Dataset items
* * * *

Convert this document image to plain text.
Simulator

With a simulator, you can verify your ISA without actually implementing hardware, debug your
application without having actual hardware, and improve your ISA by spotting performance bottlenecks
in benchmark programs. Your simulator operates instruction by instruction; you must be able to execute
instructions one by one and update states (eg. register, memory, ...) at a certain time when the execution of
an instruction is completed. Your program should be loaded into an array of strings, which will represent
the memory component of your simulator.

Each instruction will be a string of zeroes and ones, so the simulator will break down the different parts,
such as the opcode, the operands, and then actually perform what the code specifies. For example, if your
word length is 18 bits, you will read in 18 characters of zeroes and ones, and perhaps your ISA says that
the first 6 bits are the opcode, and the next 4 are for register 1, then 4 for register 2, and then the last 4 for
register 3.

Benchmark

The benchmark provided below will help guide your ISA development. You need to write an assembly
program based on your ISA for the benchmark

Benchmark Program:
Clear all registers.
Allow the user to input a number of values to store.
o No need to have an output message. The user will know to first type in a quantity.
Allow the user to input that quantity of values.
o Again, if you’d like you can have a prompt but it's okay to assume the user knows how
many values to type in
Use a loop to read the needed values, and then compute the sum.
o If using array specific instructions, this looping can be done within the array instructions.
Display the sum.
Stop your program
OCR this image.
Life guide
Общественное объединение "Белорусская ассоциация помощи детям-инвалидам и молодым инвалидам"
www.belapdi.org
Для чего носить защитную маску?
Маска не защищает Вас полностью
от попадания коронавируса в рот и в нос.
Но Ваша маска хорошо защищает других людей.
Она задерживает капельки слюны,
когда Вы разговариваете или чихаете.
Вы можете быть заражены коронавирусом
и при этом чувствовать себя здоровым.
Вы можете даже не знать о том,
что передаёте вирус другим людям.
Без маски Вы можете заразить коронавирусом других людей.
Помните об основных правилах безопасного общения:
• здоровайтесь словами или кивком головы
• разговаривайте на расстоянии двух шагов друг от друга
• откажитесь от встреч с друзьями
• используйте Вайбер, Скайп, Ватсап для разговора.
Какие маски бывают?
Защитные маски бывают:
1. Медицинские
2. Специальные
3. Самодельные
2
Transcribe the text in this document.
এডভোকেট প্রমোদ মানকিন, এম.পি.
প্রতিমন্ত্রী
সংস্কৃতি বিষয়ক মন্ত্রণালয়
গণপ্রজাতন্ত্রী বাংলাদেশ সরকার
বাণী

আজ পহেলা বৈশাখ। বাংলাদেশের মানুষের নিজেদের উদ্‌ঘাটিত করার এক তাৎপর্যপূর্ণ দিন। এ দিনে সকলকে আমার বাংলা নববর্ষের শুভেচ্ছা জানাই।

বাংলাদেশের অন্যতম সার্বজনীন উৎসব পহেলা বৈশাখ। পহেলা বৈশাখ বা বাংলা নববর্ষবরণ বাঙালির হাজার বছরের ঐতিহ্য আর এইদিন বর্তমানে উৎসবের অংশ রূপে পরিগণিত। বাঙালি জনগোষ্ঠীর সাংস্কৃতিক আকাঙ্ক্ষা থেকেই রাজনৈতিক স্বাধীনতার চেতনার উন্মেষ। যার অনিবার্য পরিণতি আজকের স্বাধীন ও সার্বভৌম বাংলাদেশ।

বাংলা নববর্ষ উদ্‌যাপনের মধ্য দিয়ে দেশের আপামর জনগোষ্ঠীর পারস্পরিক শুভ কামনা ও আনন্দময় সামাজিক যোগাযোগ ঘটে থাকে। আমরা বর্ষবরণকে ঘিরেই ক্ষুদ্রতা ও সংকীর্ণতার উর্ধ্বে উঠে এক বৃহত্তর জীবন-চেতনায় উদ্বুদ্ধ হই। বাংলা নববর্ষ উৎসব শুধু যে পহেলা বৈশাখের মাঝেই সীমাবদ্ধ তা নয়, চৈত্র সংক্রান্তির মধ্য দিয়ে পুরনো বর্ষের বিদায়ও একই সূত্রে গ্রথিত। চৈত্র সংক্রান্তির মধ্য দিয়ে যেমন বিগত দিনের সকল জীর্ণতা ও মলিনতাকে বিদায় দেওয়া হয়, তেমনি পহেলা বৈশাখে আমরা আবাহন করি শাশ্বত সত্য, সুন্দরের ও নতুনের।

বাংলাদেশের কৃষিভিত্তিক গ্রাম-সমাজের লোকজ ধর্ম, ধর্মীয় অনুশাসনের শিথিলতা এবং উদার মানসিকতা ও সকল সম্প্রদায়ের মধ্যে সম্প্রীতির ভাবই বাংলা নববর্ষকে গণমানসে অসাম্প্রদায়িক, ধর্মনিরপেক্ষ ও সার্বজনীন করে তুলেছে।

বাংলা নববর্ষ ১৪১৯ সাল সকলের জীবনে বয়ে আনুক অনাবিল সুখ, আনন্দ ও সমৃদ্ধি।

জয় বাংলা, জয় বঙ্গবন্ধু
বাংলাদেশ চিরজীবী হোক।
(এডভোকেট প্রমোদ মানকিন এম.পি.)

* * * *

### Set task
Among the entries above, how many lines hold the string "text"? Give the number by itself.

### Full solution
2